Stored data

──────────

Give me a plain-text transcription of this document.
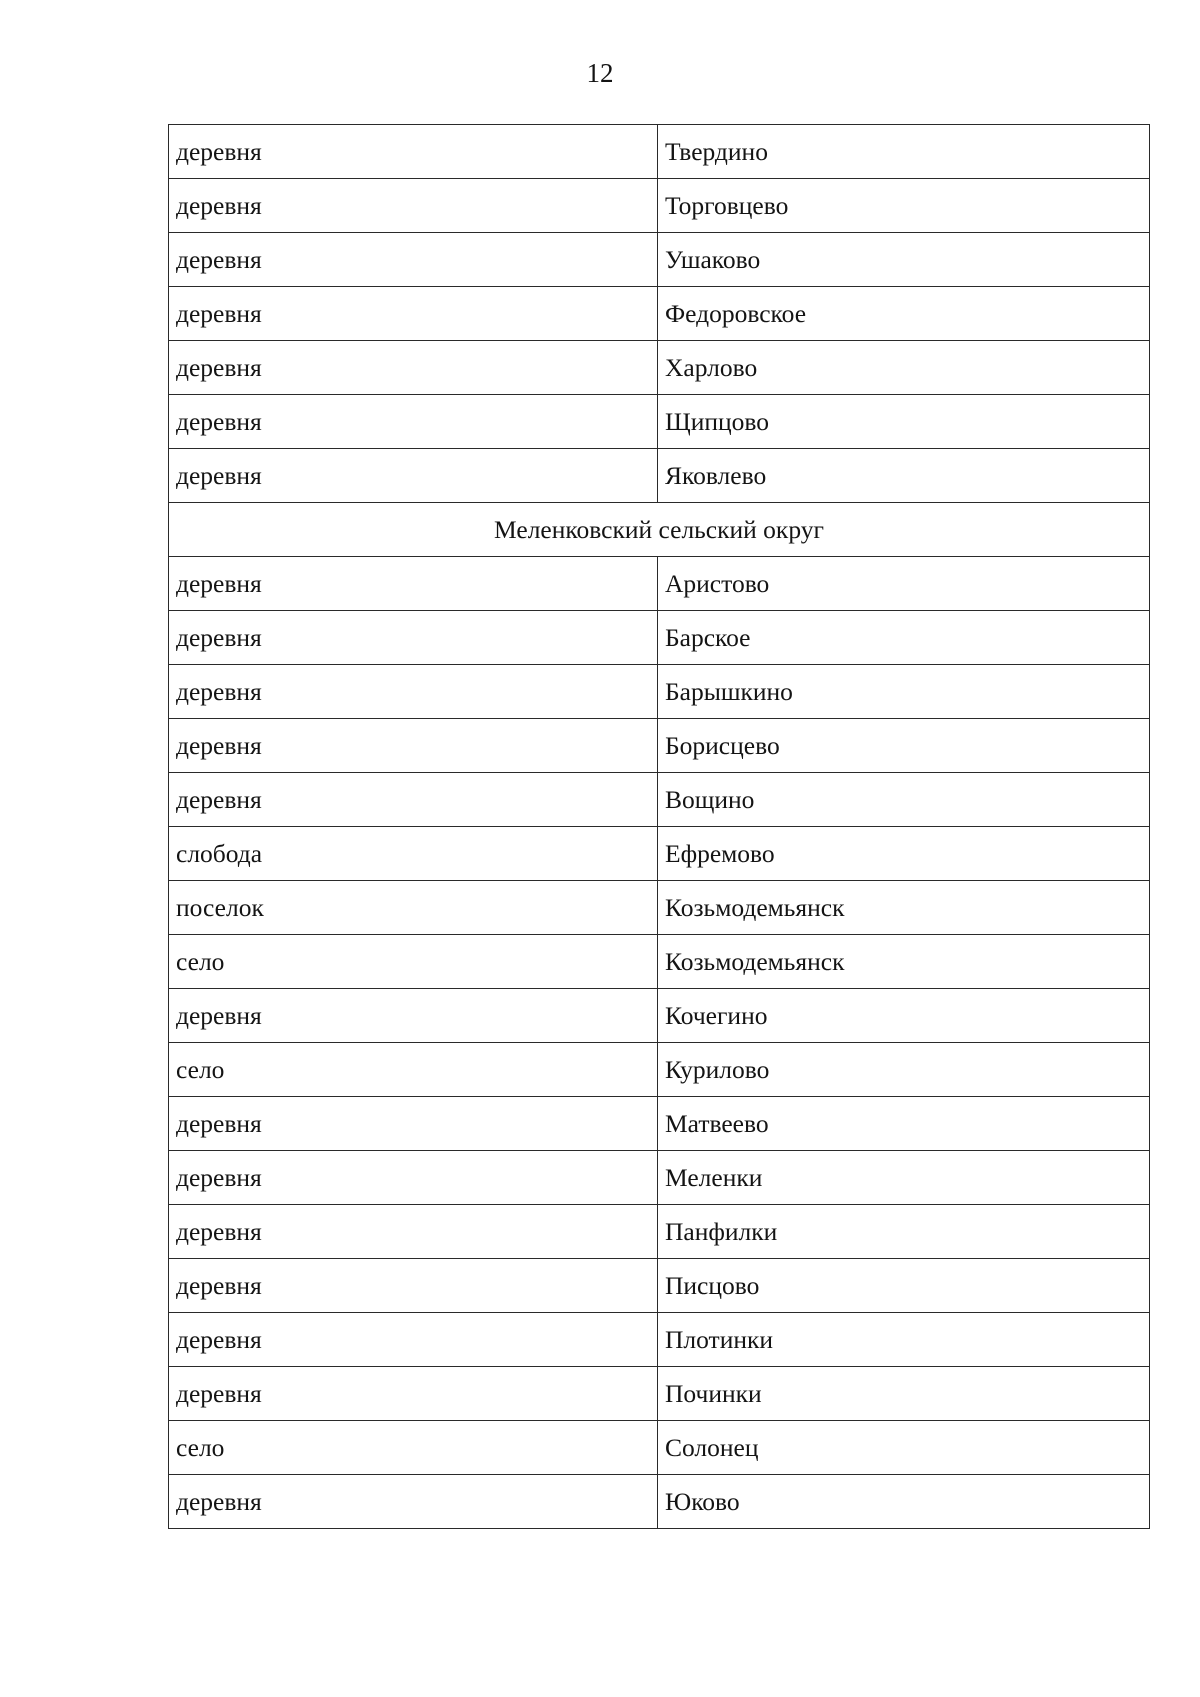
12
деревня	Твердино
деревня	Торговцево
деревня	Ушаково
деревня	Федоровское
деревня	Харлово
деревня	Щипцово
деревня	Яковлево
Меленковский сельский округ	
деревня	Аристово
деревня	Барское
деревня	Барышкино
деревня	Борисцево
деревня	Вощино
слобода	Ефремово
поселок	Козьмодемьянск
село	Козьмодемьянск
деревня	Кочегино
село	Курилово
деревня	Матвеево
деревня	Меленки
деревня	Панфилки
деревня	Писцово
деревня	Плотинки
деревня	Починки
село	Солонец
деревня	Юково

──────────

■ Set problem ■
From the records given above, reproduce all text exactly and exclude each picture.

■ Answer for this exercise ■
Give me a plain-text transcription of this document.
12
деревня	Твердино
деревня	Торговцево
деревня	Ушаково
деревня	Федоровское
деревня	Харлово
деревня	Щипцово
деревня	Яковлево
Меленковский сельский округ	
деревня	Аристово
деревня	Барское
деревня	Барышкино
деревня	Борисцево
деревня	Вощино
слобода	Ефремово
поселок	Козьмодемьянск
село	Козьмодемьянск
деревня	Кочегино
село	Курилово
деревня	Матвеево
деревня	Меленки
деревня	Панфилки
деревня	Писцово
деревня	Плотинки
деревня	Починки
село	Солонец
деревня	Юково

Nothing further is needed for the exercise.